Figure record listings:
——

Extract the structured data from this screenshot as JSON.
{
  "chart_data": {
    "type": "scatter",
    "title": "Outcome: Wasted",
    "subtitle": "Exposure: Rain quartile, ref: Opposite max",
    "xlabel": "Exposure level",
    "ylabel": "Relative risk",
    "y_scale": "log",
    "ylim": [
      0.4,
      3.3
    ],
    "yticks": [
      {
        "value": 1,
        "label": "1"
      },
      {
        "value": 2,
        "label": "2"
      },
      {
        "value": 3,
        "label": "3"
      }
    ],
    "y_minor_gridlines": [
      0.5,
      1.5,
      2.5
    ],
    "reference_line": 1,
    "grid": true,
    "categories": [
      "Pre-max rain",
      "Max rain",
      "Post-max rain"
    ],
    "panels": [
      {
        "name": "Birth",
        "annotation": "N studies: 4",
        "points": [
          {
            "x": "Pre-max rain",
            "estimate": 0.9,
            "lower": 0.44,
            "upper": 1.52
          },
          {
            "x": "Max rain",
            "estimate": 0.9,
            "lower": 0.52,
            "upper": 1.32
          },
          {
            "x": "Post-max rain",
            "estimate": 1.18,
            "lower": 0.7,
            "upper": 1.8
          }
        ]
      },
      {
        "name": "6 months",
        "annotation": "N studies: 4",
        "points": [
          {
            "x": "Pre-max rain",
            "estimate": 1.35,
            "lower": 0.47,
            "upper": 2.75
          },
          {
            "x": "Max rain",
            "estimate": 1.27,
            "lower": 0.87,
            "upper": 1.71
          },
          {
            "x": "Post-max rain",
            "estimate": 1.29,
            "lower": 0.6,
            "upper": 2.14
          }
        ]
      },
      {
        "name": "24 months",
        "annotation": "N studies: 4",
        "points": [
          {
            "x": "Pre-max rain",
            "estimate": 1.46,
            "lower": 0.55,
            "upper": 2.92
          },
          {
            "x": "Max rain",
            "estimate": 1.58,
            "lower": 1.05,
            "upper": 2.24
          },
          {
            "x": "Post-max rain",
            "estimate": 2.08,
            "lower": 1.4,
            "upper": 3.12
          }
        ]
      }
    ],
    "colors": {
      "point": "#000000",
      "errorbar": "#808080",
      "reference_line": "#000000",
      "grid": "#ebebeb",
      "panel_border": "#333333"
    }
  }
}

——

#### Your objective
Look over the records above and copy each line that includes the string "Exposure".

#### Solution for this exercise
    "subtitle": "Exposure: Rain quartile, ref: Opposite max",
    "xlabel": "Exposure level",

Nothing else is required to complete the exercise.